# Extracted records
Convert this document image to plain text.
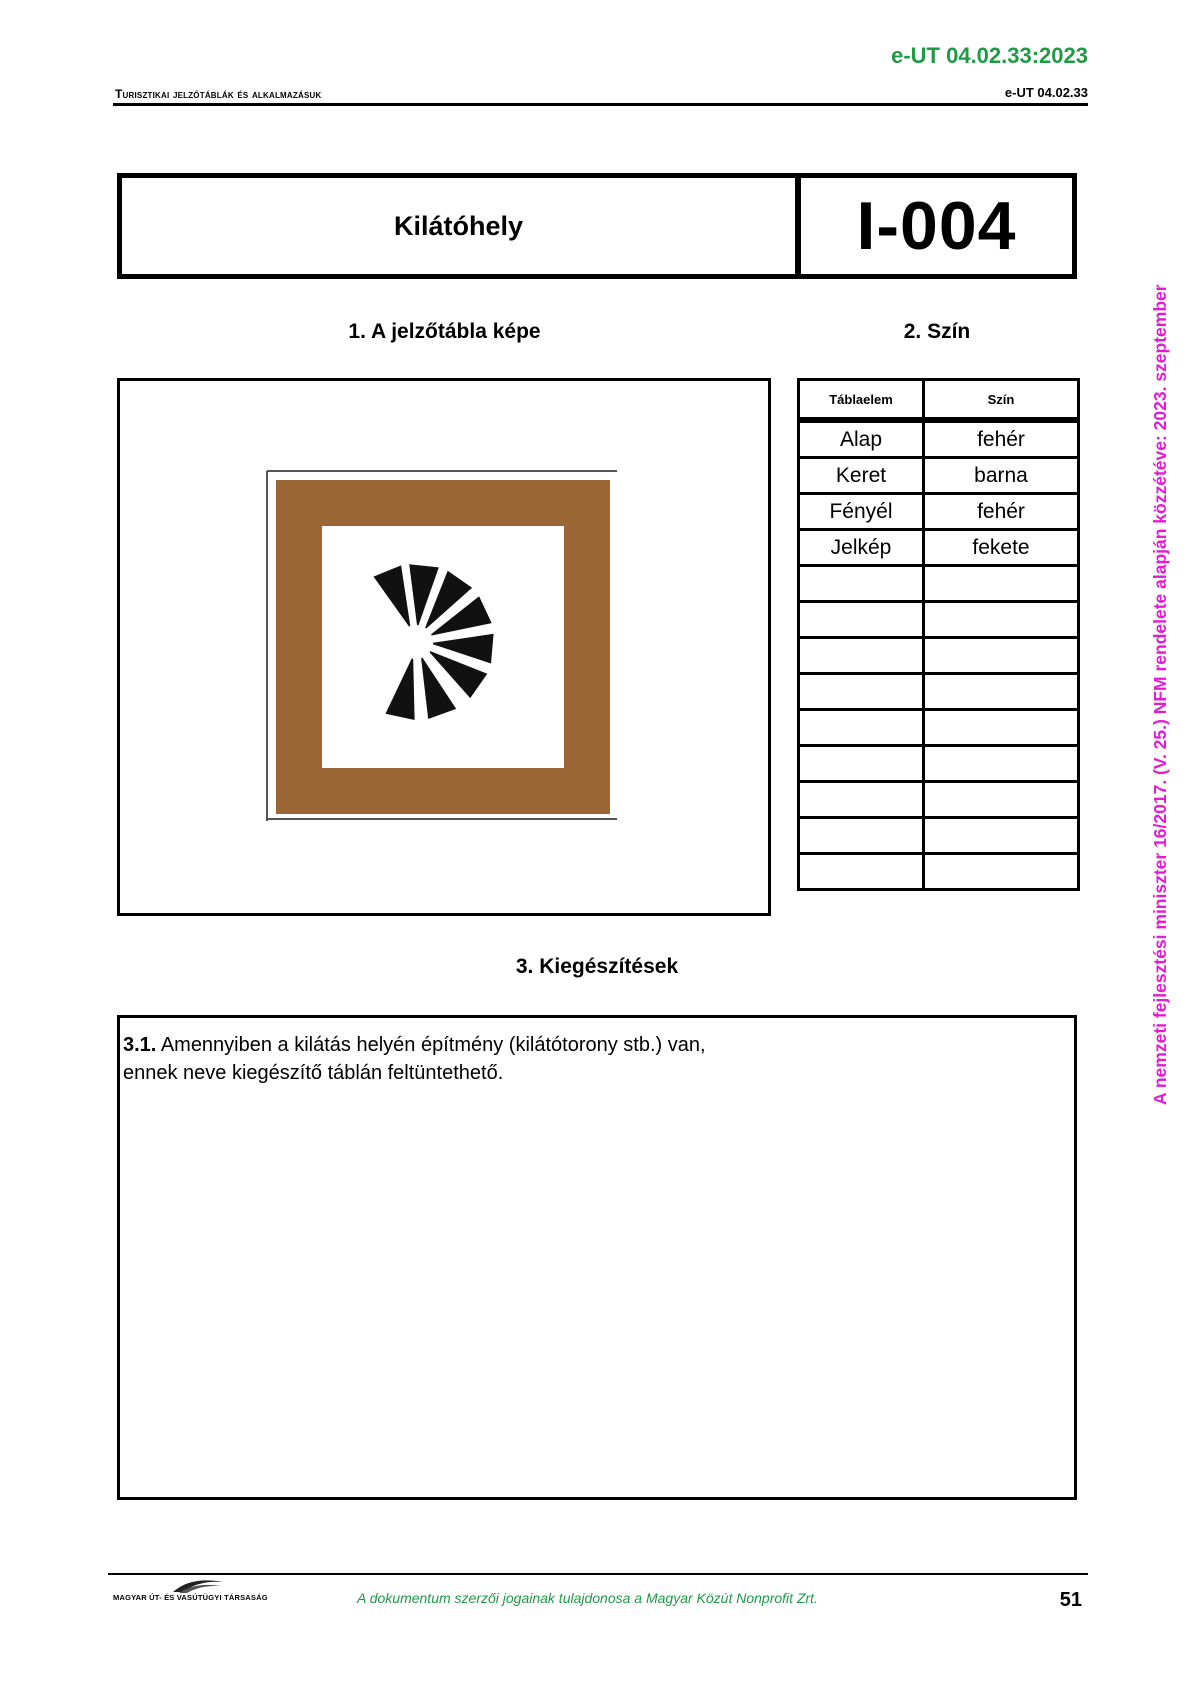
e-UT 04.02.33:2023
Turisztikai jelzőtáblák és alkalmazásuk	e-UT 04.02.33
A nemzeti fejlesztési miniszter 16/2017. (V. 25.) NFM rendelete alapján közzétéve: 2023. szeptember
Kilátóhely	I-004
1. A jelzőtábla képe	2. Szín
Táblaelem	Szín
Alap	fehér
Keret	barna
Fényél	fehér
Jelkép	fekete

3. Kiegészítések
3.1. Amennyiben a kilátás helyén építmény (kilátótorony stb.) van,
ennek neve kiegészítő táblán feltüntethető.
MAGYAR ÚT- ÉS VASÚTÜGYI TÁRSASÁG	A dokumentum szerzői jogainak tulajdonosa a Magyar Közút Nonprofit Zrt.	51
...
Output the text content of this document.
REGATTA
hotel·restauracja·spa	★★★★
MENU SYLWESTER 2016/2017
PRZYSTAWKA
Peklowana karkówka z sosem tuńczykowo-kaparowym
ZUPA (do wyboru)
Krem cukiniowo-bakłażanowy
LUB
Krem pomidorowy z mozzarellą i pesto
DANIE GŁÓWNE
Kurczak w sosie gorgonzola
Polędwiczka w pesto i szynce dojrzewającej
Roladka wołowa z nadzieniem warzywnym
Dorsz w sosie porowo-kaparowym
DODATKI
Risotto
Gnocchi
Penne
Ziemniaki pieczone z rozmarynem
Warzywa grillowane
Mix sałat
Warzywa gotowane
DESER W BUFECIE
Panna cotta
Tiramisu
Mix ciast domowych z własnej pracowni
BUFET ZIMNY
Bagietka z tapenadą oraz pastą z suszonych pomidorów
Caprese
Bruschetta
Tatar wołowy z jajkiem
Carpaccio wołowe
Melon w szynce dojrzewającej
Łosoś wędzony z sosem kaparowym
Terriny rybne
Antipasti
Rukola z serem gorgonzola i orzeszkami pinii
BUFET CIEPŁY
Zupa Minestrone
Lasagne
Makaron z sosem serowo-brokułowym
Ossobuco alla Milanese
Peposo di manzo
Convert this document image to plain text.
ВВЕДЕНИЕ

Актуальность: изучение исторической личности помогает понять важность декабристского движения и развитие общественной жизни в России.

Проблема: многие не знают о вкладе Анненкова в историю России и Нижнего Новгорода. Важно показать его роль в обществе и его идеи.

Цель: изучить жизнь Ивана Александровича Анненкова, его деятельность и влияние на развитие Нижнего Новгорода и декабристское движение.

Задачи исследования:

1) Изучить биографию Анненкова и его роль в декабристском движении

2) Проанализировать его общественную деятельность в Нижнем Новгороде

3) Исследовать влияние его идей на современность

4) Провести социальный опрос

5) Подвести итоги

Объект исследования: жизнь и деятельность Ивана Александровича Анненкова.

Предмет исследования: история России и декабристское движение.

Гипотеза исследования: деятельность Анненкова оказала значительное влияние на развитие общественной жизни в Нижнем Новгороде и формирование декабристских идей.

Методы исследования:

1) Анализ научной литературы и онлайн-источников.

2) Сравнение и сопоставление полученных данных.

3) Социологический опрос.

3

# Goal
Your answer should be a single number: the count of lines in the material above that contain "Warzywa".

# Task answer
2